Description of the task
Write out each line exactly as it stands, please.

[Stored data entries]
━━━━━━━━━━━━━━━━
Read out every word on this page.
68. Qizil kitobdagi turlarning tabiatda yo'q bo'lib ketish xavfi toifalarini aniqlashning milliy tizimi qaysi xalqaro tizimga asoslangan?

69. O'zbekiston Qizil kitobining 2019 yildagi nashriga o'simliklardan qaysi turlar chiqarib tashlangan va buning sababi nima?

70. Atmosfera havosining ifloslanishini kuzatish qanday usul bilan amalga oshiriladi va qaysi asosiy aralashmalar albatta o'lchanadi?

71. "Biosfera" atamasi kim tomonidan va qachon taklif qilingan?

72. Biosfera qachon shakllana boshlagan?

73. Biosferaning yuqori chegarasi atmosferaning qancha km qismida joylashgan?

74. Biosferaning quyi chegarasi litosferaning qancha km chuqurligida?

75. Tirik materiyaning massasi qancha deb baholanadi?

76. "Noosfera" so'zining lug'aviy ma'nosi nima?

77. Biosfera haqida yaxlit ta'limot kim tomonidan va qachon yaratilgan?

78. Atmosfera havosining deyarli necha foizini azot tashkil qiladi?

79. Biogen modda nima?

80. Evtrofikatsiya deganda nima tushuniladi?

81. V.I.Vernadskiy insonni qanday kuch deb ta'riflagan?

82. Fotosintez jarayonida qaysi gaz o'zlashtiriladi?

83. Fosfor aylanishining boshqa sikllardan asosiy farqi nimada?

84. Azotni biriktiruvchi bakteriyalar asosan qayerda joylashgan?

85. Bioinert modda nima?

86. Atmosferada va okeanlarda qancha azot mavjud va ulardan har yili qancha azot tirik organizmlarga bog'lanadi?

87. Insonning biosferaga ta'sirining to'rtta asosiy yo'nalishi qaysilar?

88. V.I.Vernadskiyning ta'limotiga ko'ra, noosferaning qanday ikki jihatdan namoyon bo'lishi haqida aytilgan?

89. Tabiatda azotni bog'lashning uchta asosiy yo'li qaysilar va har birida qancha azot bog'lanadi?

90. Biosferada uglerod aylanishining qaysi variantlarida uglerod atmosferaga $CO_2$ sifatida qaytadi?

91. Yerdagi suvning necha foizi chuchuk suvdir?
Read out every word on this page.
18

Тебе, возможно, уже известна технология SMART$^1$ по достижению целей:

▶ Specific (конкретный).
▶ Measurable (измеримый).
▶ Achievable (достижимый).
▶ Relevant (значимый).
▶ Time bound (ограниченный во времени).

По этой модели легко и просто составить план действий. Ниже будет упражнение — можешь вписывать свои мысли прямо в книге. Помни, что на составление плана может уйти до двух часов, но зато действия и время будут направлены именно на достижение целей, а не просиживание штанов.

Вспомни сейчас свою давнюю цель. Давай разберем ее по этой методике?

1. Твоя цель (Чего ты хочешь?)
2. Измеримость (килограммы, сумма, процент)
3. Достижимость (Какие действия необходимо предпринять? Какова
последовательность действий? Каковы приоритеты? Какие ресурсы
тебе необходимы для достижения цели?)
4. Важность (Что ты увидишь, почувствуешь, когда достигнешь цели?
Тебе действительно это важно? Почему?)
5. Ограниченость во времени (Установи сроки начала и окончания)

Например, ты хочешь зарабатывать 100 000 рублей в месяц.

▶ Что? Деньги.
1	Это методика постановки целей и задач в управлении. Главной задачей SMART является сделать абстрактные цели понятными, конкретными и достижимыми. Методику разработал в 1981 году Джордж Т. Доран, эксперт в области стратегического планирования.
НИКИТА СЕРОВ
━━━━━━━━━━━━━━━━
Task result
Read out every word on this page.
68. Qizil kitobdagi turlarning tabiatda yo'q bo'lib ketish xavfi toifalarini aniqlashning milliy tizimi qaysi xalqaro tizimga asoslangan?

69. O'zbekiston Qizil kitobining 2019 yildagi nashriga o'simliklardan qaysi turlar chiqarib tashlangan va buning sababi nima?

70. Atmosfera havosining ifloslanishini kuzatish qanday usul bilan amalga oshiriladi va qaysi asosiy aralashmalar albatta o'lchanadi?

71. "Biosfera" atamasi kim tomonidan va qachon taklif qilingan?

72. Biosfera qachon shakllana boshlagan?

73. Biosferaning yuqori chegarasi atmosferaning qancha km qismida joylashgan?

74. Biosferaning quyi chegarasi litosferaning qancha km chuqurligida?

75. Tirik materiyaning massasi qancha deb baholanadi?

76. "Noosfera" so'zining lug'aviy ma'nosi nima?

77. Biosfera haqida yaxlit ta'limot kim tomonidan va qachon yaratilgan?

78. Atmosfera havosining deyarli necha foizini azot tashkil qiladi?

79. Biogen modda nima?

80. Evtrofikatsiya deganda nima tushuniladi?

81. V.I.Vernadskiy insonni qanday kuch deb ta'riflagan?

82. Fotosintez jarayonida qaysi gaz o'zlashtiriladi?

83. Fosfor aylanishining boshqa sikllardan asosiy farqi nimada?

84. Azotni biriktiruvchi bakteriyalar asosan qayerda joylashgan?

85. Bioinert modda nima?

86. Atmosferada va okeanlarda qancha azot mavjud va ulardan har yili qancha azot tirik organizmlarga bog'lanadi?

87. Insonning biosferaga ta'sirining to'rtta asosiy yo'nalishi qaysilar?

88. V.I.Vernadskiyning ta'limotiga ko'ra, noosferaning qanday ikki jihatdan namoyon bo'lishi haqida aytilgan?

89. Tabiatda azotni bog'lashning uchta asosiy yo'li qaysilar va har birida qancha azot bog'lanadi?

90. Biosferada uglerod aylanishining qaysi variantlarida uglerod atmosferaga $CO_2$ sifatida qaytadi?

91. Yerdagi suvning necha foizi chuchuk suvdir?
Read out every word on this page.
18

Тебе, возможно, уже известна технология SMART$^1$ по достижению целей:

▶ Specific (конкретный).
▶ Measurable (измеримый).
▶ Achievable (достижимый).
▶ Relevant (значимый).
▶ Time bound (ограниченный во времени).

По этой модели легко и просто составить план действий. Ниже будет упражнение — можешь вписывать свои мысли прямо в книге. Помни, что на составление плана может уйти до двух часов, но зато действия и время будут направлены именно на достижение целей, а не просиживание штанов.

Вспомни сейчас свою давнюю цель. Давай разберем ее по этой методике?

1. Твоя цель (Чего ты хочешь?)
2. Измеримость (килограммы, сумма, процент)
3. Достижимость (Какие действия необходимо предпринять? Какова
последовательность действий? Каковы приоритеты? Какие ресурсы
тебе необходимы для достижения цели?)
4. Важность (Что ты увидишь, почувствуешь, когда достигнешь цели?
Тебе действительно это важно? Почему?)
5. Ограниченость во времени (Установи сроки начала и окончания)

Например, ты хочешь зарабатывать 100 000 рублей в месяц.

▶ Что? Деньги.
1	Это методика постановки целей и задач в управлении. Главной задачей SMART является сделать абстрактные цели понятными, конкретными и достижимыми. Методику разработал в 1981 году Джордж Т. Доран, эксперт в области стратегического планирования.
НИКИТА СЕРОВ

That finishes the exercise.